--- begin Supplied data ---

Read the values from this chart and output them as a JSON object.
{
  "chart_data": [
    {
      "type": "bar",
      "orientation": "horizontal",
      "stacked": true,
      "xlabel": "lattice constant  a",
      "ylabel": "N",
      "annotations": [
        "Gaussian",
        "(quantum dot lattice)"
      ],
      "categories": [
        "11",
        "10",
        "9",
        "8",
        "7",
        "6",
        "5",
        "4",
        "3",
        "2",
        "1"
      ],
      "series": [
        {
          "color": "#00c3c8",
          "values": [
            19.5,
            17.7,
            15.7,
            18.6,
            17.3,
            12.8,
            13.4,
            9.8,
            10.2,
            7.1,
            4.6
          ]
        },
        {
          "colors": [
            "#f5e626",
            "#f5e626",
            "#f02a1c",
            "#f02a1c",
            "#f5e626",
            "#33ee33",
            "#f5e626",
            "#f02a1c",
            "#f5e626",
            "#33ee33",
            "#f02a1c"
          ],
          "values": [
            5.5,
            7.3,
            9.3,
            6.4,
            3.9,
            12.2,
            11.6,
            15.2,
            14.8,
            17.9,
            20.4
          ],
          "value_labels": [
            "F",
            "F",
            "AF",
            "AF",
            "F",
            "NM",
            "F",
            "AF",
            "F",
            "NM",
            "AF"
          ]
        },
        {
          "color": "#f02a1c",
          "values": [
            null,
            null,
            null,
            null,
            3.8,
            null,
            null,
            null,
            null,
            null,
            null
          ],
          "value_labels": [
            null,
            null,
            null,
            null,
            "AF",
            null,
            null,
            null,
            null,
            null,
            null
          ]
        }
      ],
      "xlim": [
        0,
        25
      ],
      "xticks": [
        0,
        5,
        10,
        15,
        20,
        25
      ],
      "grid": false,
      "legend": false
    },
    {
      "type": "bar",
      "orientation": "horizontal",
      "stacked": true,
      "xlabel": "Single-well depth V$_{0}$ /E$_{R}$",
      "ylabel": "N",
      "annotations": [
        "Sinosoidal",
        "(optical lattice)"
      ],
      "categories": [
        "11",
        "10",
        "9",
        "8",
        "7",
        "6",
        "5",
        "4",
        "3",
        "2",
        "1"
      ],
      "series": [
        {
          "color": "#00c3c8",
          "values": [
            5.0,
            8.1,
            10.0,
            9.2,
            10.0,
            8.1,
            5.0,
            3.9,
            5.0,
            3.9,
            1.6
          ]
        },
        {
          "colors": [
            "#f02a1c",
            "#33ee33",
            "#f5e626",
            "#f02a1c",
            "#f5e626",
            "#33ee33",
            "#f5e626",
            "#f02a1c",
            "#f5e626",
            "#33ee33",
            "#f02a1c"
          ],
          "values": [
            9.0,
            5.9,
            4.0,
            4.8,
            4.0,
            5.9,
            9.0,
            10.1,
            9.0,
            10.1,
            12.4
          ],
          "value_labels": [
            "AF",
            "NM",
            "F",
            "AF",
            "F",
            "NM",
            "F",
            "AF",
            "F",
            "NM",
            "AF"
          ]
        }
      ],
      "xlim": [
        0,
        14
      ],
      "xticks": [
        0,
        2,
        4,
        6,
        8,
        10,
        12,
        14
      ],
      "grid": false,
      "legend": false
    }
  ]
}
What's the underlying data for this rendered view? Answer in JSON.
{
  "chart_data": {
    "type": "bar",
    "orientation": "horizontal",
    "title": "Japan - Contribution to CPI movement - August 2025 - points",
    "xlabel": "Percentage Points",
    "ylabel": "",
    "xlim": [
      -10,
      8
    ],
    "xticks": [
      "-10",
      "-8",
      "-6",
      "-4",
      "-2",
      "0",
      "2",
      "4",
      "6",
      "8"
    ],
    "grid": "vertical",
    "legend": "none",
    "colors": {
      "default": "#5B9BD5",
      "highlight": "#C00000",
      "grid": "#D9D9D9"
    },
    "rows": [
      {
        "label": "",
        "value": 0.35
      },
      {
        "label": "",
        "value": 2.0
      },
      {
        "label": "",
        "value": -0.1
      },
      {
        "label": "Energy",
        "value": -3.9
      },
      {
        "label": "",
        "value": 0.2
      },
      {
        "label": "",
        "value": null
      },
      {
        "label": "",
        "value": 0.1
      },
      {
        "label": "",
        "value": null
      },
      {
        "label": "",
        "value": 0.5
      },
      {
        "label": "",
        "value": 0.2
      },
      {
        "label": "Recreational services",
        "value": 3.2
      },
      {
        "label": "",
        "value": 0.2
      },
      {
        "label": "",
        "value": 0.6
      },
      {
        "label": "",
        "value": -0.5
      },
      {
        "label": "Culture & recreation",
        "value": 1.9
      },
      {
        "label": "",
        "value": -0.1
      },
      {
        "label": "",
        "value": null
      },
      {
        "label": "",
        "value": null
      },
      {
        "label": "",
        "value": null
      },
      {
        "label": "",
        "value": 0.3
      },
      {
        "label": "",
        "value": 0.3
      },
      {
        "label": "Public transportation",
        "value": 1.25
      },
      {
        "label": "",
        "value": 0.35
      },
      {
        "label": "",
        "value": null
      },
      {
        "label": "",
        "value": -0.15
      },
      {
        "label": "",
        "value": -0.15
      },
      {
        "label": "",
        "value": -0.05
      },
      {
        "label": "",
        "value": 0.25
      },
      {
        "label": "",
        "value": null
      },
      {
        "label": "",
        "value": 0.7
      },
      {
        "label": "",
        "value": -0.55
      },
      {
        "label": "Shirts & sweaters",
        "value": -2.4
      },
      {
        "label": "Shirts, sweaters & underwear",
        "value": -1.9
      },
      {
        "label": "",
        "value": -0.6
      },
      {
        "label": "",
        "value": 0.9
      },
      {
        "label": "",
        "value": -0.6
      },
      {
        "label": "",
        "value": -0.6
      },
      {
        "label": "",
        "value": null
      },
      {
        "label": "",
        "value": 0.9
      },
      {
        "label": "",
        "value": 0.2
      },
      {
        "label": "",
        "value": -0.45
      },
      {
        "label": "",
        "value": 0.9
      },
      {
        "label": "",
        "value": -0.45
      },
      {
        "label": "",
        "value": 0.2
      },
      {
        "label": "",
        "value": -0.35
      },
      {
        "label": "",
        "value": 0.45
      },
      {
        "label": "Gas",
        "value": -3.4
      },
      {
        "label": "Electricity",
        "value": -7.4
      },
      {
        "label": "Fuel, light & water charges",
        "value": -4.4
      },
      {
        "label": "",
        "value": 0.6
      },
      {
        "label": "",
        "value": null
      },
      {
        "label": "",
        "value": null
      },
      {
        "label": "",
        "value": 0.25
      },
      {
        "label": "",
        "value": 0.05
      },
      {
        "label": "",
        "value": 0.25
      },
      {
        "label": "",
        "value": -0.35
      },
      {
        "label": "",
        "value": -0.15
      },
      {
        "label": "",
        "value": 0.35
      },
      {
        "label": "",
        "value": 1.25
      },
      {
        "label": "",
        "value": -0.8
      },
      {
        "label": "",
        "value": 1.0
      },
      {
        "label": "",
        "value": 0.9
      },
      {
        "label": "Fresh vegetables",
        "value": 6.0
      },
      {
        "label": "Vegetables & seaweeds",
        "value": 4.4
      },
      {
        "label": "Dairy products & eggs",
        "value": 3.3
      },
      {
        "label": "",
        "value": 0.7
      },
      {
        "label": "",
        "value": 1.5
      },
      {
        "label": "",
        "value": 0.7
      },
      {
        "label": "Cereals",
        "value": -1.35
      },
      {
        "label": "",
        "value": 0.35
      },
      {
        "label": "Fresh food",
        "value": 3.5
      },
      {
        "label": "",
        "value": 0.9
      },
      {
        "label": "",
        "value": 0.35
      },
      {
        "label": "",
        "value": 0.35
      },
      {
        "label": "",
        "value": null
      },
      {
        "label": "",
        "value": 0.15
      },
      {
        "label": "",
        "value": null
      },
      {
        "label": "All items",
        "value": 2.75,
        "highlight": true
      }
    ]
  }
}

--- end Supplied data ---

Stated problem:
Write out every line of the entries that holds the word "xlabel".

Written solution:
      "xlabel": "lattice constant  a",
      "xlabel": "Single-well depth V$_{0}$ /E$_{R}$",
    "xlabel": "Percentage Points",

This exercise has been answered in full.